Information supplied »
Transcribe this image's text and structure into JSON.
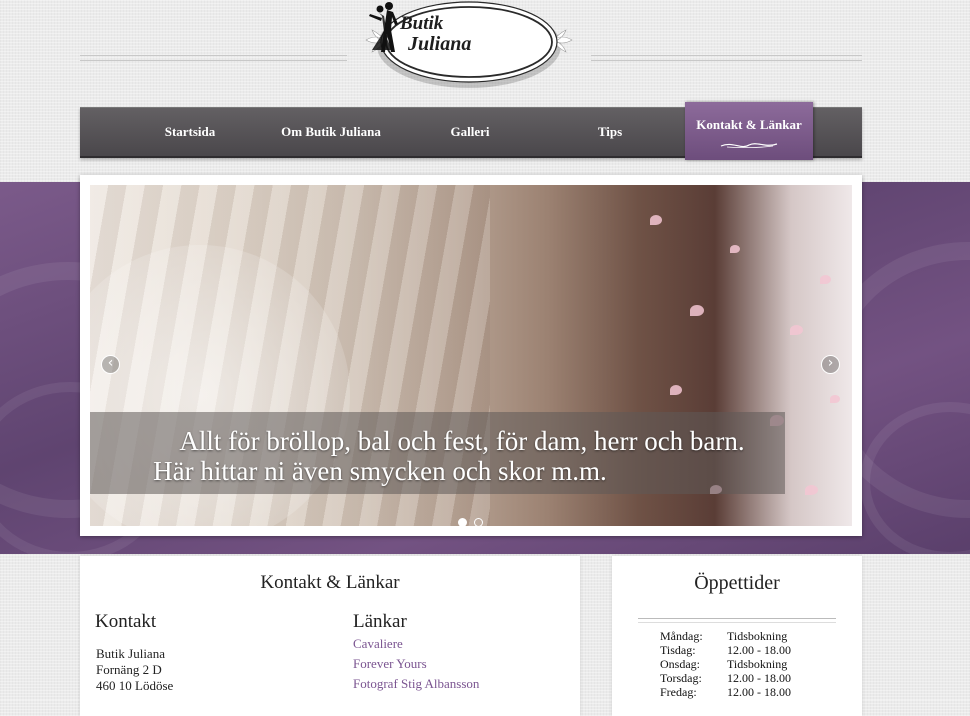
{
  "logo": {
    "line1": "Butik",
    "line2": "Juliana",
    "icon": "dancing-couple-icon"
  },
  "nav": {
    "items": [
      {
        "label": "Startsida"
      },
      {
        "label": "Om Butik Juliana"
      },
      {
        "label": "Galleri"
      },
      {
        "label": "Tips"
      },
      {
        "label": "Kontakt & Länkar",
        "active": true
      }
    ]
  },
  "slider": {
    "caption_line1": "Allt för bröllop, bal och fest, för dam, herr och barn.",
    "caption_line2": "Här hittar ni även smycken och skor m.m.",
    "prev_icon": "chevron-left-icon",
    "next_icon": "chevron-right-icon",
    "dots": 2,
    "active_dot": 1
  },
  "main": {
    "title": "Kontakt & Länkar",
    "contact": {
      "heading": "Kontakt",
      "lines": [
        "Butik Juliana",
        "Fornäng 2 D",
        "460 10 Lödöse"
      ]
    },
    "links": {
      "heading": "Länkar",
      "items": [
        "Cavaliere",
        "Forever Yours",
        "Fotograf Stig Albansson"
      ]
    }
  },
  "hours": {
    "title": "Öppettider",
    "rows": [
      {
        "day": "Måndag:",
        "time": "Tidsbokning"
      },
      {
        "day": "Tisdag:",
        "time": "12.00 - 18.00"
      },
      {
        "day": "Onsdag:",
        "time": "Tidsbokning"
      },
      {
        "day": "Torsdag:",
        "time": "12.00 - 18.00"
      },
      {
        "day": "Fredag:",
        "time": "12.00 - 18.00"
      }
    ]
  },
  "colors": {
    "accent": "#7b5591",
    "nav_bg": "#524f53",
    "band": "#6a4c7a"
  }
}
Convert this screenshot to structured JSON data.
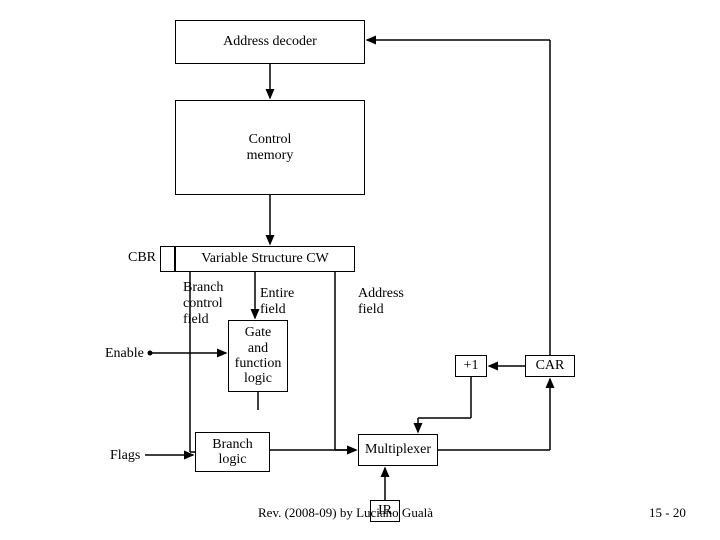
{
  "boxes": {
    "addressDecoder": "Address decoder",
    "controlMemoryLine1": "Control",
    "controlMemoryLine2": "memory",
    "variableStructure": "Variable Structure CW",
    "branchControlLine1": "Branch",
    "branchControlLine2": "control",
    "branchControlLine3": "field",
    "entireFieldLine1": "Entire",
    "entireFieldLine2": "field",
    "gateLogicLine1": "Gate",
    "gateLogicLine2": "and",
    "gateLogicLine3": "function",
    "gateLogicLine4": "logic",
    "branchLogicLine1": "Branch",
    "branchLogicLine2": "logic",
    "multiplexer": "Multiplexer",
    "plusOne": "+1",
    "car": "CAR",
    "ir": "IR"
  },
  "labels": {
    "cbr": "CBR",
    "enable": "Enable",
    "flags": "Flags",
    "addressField": "Address",
    "addressFieldLine2": "field"
  },
  "footer": {
    "credit": "Rev. (2008-09) by Luciano Gualà",
    "page": "15 - 20"
  }
}
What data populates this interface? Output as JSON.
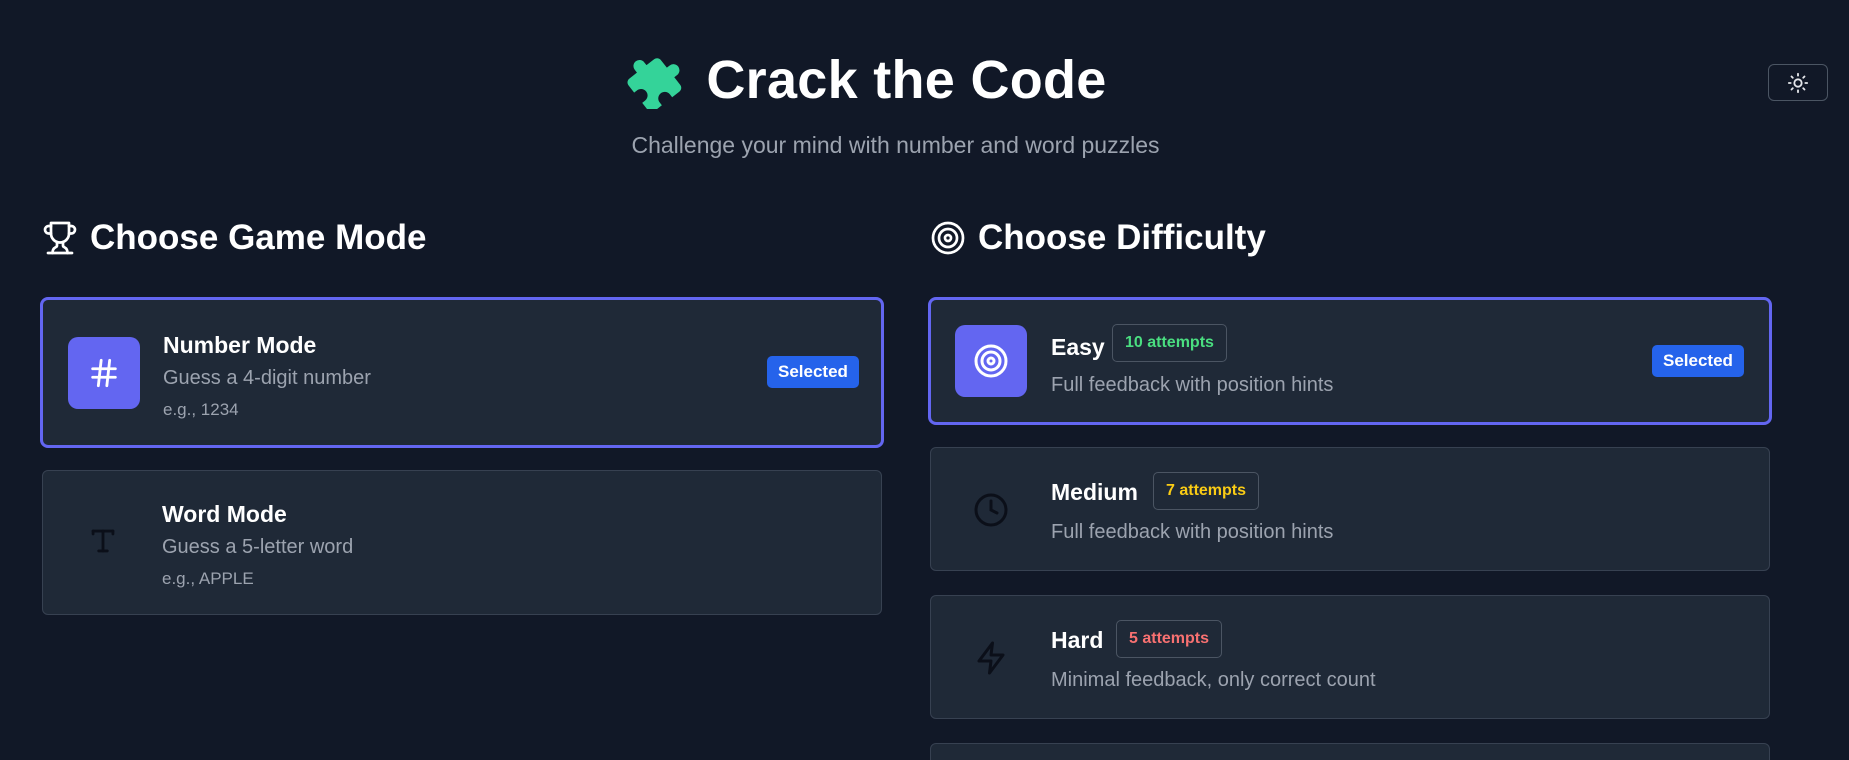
{
  "header": {
    "title": "Crack the Code",
    "subtitle": "Challenge your mind with number and word puzzles",
    "title_icon": "puzzle-icon",
    "theme_toggle_icon": "sun-icon"
  },
  "game_mode": {
    "heading": "Choose Game Mode",
    "heading_icon": "trophy-icon",
    "options": [
      {
        "title": "Number Mode",
        "description": "Guess a 4-digit number",
        "example": "e.g., 1234",
        "icon": "hash-icon",
        "selected": true,
        "badge": "Selected"
      },
      {
        "title": "Word Mode",
        "description": "Guess a 5-letter word",
        "example": "e.g., APPLE",
        "icon": "type-icon",
        "selected": false
      }
    ]
  },
  "difficulty": {
    "heading": "Choose Difficulty",
    "heading_icon": "target-icon",
    "options": [
      {
        "title": "Easy",
        "attempts": "10 attempts",
        "attempts_color": "#4ade80",
        "description": "Full feedback with position hints",
        "icon": "target-icon",
        "selected": true,
        "badge": "Selected"
      },
      {
        "title": "Medium",
        "attempts": "7 attempts",
        "attempts_color": "#facc15",
        "description": "Full feedback with position hints",
        "icon": "clock-icon",
        "selected": false
      },
      {
        "title": "Hard",
        "attempts": "5 attempts",
        "attempts_color": "#f87171",
        "description": "Minimal feedback, only correct count",
        "icon": "lightning-icon",
        "selected": false
      }
    ]
  },
  "colors": {
    "background": "#111827",
    "card": "#1f2937",
    "accent": "#6366f1",
    "badge": "#2563eb",
    "puzzle": "#34d399"
  }
}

Instructions to follow »
Set down every record once more, word for word, without pictures.

Solved problem »
Transcribe this image's text and structure into JSON.
{
  "logo": {
    "line1": "Butik",
    "line2": "Juliana",
    "icon": "dancing-couple-icon"
  },
  "nav": {
    "items": [
      {
        "label": "Startsida"
      },
      {
        "label": "Om Butik Juliana"
      },
      {
        "label": "Galleri"
      },
      {
        "label": "Tips"
      },
      {
        "label": "Kontakt & Länkar",
        "active": true
      }
    ]
  },
  "slider": {
    "caption_line1": "Allt för bröllop, bal och fest, för dam, herr och barn.",
    "caption_line2": "Här hittar ni även smycken och skor m.m.",
    "prev_icon": "chevron-left-icon",
    "next_icon": "chevron-right-icon",
    "dots": 2,
    "active_dot": 1
  },
  "main": {
    "title": "Kontakt & Länkar",
    "contact": {
      "heading": "Kontakt",
      "lines": [
        "Butik Juliana",
        "Fornäng 2 D",
        "460 10 Lödöse"
      ]
    },
    "links": {
      "heading": "Länkar",
      "items": [
        "Cavaliere",
        "Forever Yours",
        "Fotograf Stig Albansson"
      ]
    }
  },
  "hours": {
    "title": "Öppettider",
    "rows": [
      {
        "day": "Måndag:",
        "time": "Tidsbokning"
      },
      {
        "day": "Tisdag:",
        "time": "12.00 - 18.00"
      },
      {
        "day": "Onsdag:",
        "time": "Tidsbokning"
      },
      {
        "day": "Torsdag:",
        "time": "12.00 - 18.00"
      },
      {
        "day": "Fredag:",
        "time": "12.00 - 18.00"
      }
    ]
  },
  "colors": {
    "accent": "#7b5591",
    "nav_bg": "#524f53",
    "band": "#6a4c7a"
  }
}
Convert this screenshot to structured JSON data.
{
  "boxes": {
    "addressDecoder": "Address decoder",
    "controlMemoryLine1": "Control",
    "controlMemoryLine2": "memory",
    "variableStructure": "Variable Structure CW",
    "branchControlLine1": "Branch",
    "branchControlLine2": "control",
    "branchControlLine3": "field",
    "entireFieldLine1": "Entire",
    "entireFieldLine2": "field",
    "gateLogicLine1": "Gate",
    "gateLogicLine2": "and",
    "gateLogicLine3": "function",
    "gateLogicLine4": "logic",
    "branchLogicLine1": "Branch",
    "branchLogicLine2": "logic",
    "multiplexer": "Multiplexer",
    "plusOne": "+1",
    "car": "CAR",
    "ir": "IR"
  },
  "labels": {
    "cbr": "CBR",
    "enable": "Enable",
    "flags": "Flags",
    "addressField": "Address",
    "addressFieldLine2": "field"
  },
  "footer": {
    "credit": "Rev. (2008-09) by Luciano Gualà",
    "page": "15 - 20"
  }
}
What data populates this interface? Output as JSON.
{
  "header": {
    "title": "Crack the Code",
    "subtitle": "Challenge your mind with number and word puzzles",
    "title_icon": "puzzle-icon",
    "theme_toggle_icon": "sun-icon"
  },
  "game_mode": {
    "heading": "Choose Game Mode",
    "heading_icon": "trophy-icon",
    "options": [
      {
        "title": "Number Mode",
        "description": "Guess a 4-digit number",
        "example": "e.g., 1234",
        "icon": "hash-icon",
        "selected": true,
        "badge": "Selected"
      },
      {
        "title": "Word Mode",
        "description": "Guess a 5-letter word",
        "example": "e.g., APPLE",
        "icon": "type-icon",
        "selected": false
      }
    ]
  },
  "difficulty": {
    "heading": "Choose Difficulty",
    "heading_icon": "target-icon",
    "options": [
      {
        "title": "Easy",
        "attempts": "10 attempts",
        "attempts_color": "#4ade80",
        "description": "Full feedback with position hints",
        "icon": "target-icon",
        "selected": true,
        "badge": "Selected"
      },
      {
        "title": "Medium",
        "attempts": "7 attempts",
        "attempts_color": "#facc15",
        "description": "Full feedback with position hints",
        "icon": "clock-icon",
        "selected": false
      },
      {
        "title": "Hard",
        "attempts": "5 attempts",
        "attempts_color": "#f87171",
        "description": "Minimal feedback, only correct count",
        "icon": "lightning-icon",
        "selected": false
      }
    ]
  },
  "colors": {
    "background": "#111827",
    "card": "#1f2937",
    "accent": "#6366f1",
    "badge": "#2563eb",
    "puzzle": "#34d399"
  }
}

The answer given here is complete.